** start **
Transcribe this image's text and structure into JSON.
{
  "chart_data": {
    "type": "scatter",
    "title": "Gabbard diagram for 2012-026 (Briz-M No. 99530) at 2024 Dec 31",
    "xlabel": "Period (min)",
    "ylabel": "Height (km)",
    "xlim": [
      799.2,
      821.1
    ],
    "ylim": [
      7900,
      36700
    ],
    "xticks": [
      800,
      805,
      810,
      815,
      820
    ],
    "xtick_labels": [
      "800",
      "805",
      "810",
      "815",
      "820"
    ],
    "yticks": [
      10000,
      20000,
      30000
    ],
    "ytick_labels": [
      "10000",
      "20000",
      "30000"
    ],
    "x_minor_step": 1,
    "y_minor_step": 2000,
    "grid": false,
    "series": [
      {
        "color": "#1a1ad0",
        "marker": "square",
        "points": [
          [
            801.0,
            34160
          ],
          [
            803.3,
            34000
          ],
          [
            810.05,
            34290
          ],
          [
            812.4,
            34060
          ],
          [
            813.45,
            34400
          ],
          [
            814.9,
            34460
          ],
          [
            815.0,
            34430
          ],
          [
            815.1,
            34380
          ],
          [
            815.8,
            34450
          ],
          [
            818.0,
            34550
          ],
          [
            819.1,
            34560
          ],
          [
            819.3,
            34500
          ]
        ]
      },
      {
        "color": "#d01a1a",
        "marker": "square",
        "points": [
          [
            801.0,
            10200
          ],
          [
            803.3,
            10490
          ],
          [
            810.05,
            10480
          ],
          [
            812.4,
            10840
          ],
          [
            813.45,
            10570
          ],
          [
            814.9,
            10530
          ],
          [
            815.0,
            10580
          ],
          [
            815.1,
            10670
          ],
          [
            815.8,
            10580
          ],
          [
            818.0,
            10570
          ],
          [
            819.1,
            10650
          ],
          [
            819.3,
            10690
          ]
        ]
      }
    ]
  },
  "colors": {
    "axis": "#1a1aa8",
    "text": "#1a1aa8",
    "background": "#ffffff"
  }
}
** end **
◆ Exercise prompt: From the records above, extract everything verbatim.

◆ Finished answer:
Transcribe this image's text and structure into JSON.
{
  "chart_data": {
    "type": "scatter",
    "title": "Gabbard diagram for 2012-026 (Briz-M No. 99530) at 2024 Dec 31",
    "xlabel": "Period (min)",
    "ylabel": "Height (km)",
    "xlim": [
      799.2,
      821.1
    ],
    "ylim": [
      7900,
      36700
    ],
    "xticks": [
      800,
      805,
      810,
      815,
      820
    ],
    "xtick_labels": [
      "800",
      "805",
      "810",
      "815",
      "820"
    ],
    "yticks": [
      10000,
      20000,
      30000
    ],
    "ytick_labels": [
      "10000",
      "20000",
      "30000"
    ],
    "x_minor_step": 1,
    "y_minor_step": 2000,
    "grid": false,
    "series": [
      {
        "color": "#1a1ad0",
        "marker": "square",
        "points": [
          [
            801.0,
            34160
          ],
          [
            803.3,
            34000
          ],
          [
            810.05,
            34290
          ],
          [
            812.4,
            34060
          ],
          [
            813.45,
            34400
          ],
          [
            814.9,
            34460
          ],
          [
            815.0,
            34430
          ],
          [
            815.1,
            34380
          ],
          [
            815.8,
            34450
          ],
          [
            818.0,
            34550
          ],
          [
            819.1,
            34560
          ],
          [
            819.3,
            34500
          ]
        ]
      },
      {
        "color": "#d01a1a",
        "marker": "square",
        "points": [
          [
            801.0,
            10200
          ],
          [
            803.3,
            10490
          ],
          [
            810.05,
            10480
          ],
          [
            812.4,
            10840
          ],
          [
            813.45,
            10570
          ],
          [
            814.9,
            10530
          ],
          [
            815.0,
            10580
          ],
          [
            815.1,
            10670
          ],
          [
            815.8,
            10580
          ],
          [
            818.0,
            10570
          ],
          [
            819.1,
            10650
          ],
          [
            819.3,
            10690
          ]
        ]
      }
    ]
  },
  "colors": {
    "axis": "#1a1aa8",
    "text": "#1a1aa8",
    "background": "#ffffff"
  }
}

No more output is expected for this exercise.